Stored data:
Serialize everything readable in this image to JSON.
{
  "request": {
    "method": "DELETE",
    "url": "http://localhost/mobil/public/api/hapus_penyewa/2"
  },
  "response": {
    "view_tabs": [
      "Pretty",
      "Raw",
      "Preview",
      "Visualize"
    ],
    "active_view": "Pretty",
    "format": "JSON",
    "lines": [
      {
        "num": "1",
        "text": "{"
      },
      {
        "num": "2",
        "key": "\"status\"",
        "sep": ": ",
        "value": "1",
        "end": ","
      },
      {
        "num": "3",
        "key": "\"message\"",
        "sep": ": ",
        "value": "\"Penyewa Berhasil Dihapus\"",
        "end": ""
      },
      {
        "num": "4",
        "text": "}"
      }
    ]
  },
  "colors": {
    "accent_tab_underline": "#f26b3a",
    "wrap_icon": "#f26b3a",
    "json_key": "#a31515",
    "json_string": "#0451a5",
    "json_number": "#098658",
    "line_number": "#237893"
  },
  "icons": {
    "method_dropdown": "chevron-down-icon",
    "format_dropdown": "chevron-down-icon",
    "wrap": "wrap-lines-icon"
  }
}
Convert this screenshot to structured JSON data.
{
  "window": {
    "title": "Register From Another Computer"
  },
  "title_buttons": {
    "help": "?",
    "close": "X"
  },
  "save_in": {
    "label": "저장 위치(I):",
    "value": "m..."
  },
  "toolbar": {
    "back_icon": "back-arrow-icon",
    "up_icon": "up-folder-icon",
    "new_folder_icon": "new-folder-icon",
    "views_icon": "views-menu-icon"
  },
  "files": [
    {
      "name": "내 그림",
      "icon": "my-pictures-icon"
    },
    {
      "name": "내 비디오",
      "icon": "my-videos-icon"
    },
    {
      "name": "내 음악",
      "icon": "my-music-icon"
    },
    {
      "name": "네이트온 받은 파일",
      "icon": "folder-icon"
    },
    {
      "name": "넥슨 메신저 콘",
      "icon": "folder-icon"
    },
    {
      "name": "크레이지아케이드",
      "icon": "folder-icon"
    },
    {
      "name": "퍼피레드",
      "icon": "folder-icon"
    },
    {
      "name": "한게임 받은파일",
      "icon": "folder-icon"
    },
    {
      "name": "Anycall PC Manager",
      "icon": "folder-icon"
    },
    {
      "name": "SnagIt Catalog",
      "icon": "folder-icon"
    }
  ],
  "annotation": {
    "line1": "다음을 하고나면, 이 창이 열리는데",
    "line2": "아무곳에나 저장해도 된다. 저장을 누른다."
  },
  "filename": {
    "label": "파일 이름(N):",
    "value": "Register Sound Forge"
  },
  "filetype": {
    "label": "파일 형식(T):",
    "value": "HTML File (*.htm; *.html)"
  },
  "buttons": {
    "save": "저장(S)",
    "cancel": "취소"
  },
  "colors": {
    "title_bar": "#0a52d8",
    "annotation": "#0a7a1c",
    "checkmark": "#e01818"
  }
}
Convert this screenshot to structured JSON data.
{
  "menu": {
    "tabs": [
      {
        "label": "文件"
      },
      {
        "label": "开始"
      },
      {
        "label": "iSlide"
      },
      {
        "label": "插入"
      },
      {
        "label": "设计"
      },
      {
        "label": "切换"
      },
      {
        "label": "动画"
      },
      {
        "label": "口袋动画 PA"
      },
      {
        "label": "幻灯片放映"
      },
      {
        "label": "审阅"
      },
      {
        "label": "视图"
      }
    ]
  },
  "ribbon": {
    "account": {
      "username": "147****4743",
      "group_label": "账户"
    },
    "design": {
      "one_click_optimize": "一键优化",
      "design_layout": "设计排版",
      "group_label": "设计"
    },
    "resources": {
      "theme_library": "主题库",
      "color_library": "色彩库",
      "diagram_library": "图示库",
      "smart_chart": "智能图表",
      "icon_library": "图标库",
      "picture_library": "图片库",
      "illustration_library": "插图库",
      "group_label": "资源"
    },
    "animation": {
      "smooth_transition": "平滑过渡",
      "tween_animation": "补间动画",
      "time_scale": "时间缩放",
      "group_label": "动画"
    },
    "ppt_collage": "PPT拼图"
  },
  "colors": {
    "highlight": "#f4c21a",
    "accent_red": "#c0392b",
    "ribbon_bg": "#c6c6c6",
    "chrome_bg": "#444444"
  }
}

== GOAL OF THE EXERCISE ==
Please set down the whole listing above without altering a single line.

== OUTPUT OF THE TASK ==
Serialize everything readable in this image to JSON.
{
  "request": {
    "method": "DELETE",
    "url": "http://localhost/mobil/public/api/hapus_penyewa/2"
  },
  "response": {
    "view_tabs": [
      "Pretty",
      "Raw",
      "Preview",
      "Visualize"
    ],
    "active_view": "Pretty",
    "format": "JSON",
    "lines": [
      {
        "num": "1",
        "text": "{"
      },
      {
        "num": "2",
        "key": "\"status\"",
        "sep": ": ",
        "value": "1",
        "end": ","
      },
      {
        "num": "3",
        "key": "\"message\"",
        "sep": ": ",
        "value": "\"Penyewa Berhasil Dihapus\"",
        "end": ""
      },
      {
        "num": "4",
        "text": "}"
      }
    ]
  },
  "colors": {
    "accent_tab_underline": "#f26b3a",
    "wrap_icon": "#f26b3a",
    "json_key": "#a31515",
    "json_string": "#0451a5",
    "json_number": "#098658",
    "line_number": "#237893"
  },
  "icons": {
    "method_dropdown": "chevron-down-icon",
    "format_dropdown": "chevron-down-icon",
    "wrap": "wrap-lines-icon"
  }
}
Convert this screenshot to structured JSON data.
{
  "window": {
    "title": "Register From Another Computer"
  },
  "title_buttons": {
    "help": "?",
    "close": "X"
  },
  "save_in": {
    "label": "저장 위치(I):",
    "value": "m..."
  },
  "toolbar": {
    "back_icon": "back-arrow-icon",
    "up_icon": "up-folder-icon",
    "new_folder_icon": "new-folder-icon",
    "views_icon": "views-menu-icon"
  },
  "files": [
    {
      "name": "내 그림",
      "icon": "my-pictures-icon"
    },
    {
      "name": "내 비디오",
      "icon": "my-videos-icon"
    },
    {
      "name": "내 음악",
      "icon": "my-music-icon"
    },
    {
      "name": "네이트온 받은 파일",
      "icon": "folder-icon"
    },
    {
      "name": "넥슨 메신저 콘",
      "icon": "folder-icon"
    },
    {
      "name": "크레이지아케이드",
      "icon": "folder-icon"
    },
    {
      "name": "퍼피레드",
      "icon": "folder-icon"
    },
    {
      "name": "한게임 받은파일",
      "icon": "folder-icon"
    },
    {
      "name": "Anycall PC Manager",
      "icon": "folder-icon"
    },
    {
      "name": "SnagIt Catalog",
      "icon": "folder-icon"
    }
  ],
  "annotation": {
    "line1": "다음을 하고나면, 이 창이 열리는데",
    "line2": "아무곳에나 저장해도 된다. 저장을 누른다."
  },
  "filename": {
    "label": "파일 이름(N):",
    "value": "Register Sound Forge"
  },
  "filetype": {
    "label": "파일 형식(T):",
    "value": "HTML File (*.htm; *.html)"
  },
  "buttons": {
    "save": "저장(S)",
    "cancel": "취소"
  },
  "colors": {
    "title_bar": "#0a52d8",
    "annotation": "#0a7a1c",
    "checkmark": "#e01818"
  }
}
Convert this screenshot to structured JSON data.
{
  "menu": {
    "tabs": [
      {
        "label": "文件"
      },
      {
        "label": "开始"
      },
      {
        "label": "iSlide"
      },
      {
        "label": "插入"
      },
      {
        "label": "设计"
      },
      {
        "label": "切换"
      },
      {
        "label": "动画"
      },
      {
        "label": "口袋动画 PA"
      },
      {
        "label": "幻灯片放映"
      },
      {
        "label": "审阅"
      },
      {
        "label": "视图"
      }
    ]
  },
  "ribbon": {
    "account": {
      "username": "147****4743",
      "group_label": "账户"
    },
    "design": {
      "one_click_optimize": "一键优化",
      "design_layout": "设计排版",
      "group_label": "设计"
    },
    "resources": {
      "theme_library": "主题库",
      "color_library": "色彩库",
      "diagram_library": "图示库",
      "smart_chart": "智能图表",
      "icon_library": "图标库",
      "picture_library": "图片库",
      "illustration_library": "插图库",
      "group_label": "资源"
    },
    "animation": {
      "smooth_transition": "平滑过渡",
      "tween_animation": "补间动画",
      "time_scale": "时间缩放",
      "group_label": "动画"
    },
    "ppt_collage": "PPT拼图"
  },
  "colors": {
    "highlight": "#f4c21a",
    "accent_red": "#c0392b",
    "ribbon_bg": "#c6c6c6",
    "chrome_bg": "#444444"
  }
}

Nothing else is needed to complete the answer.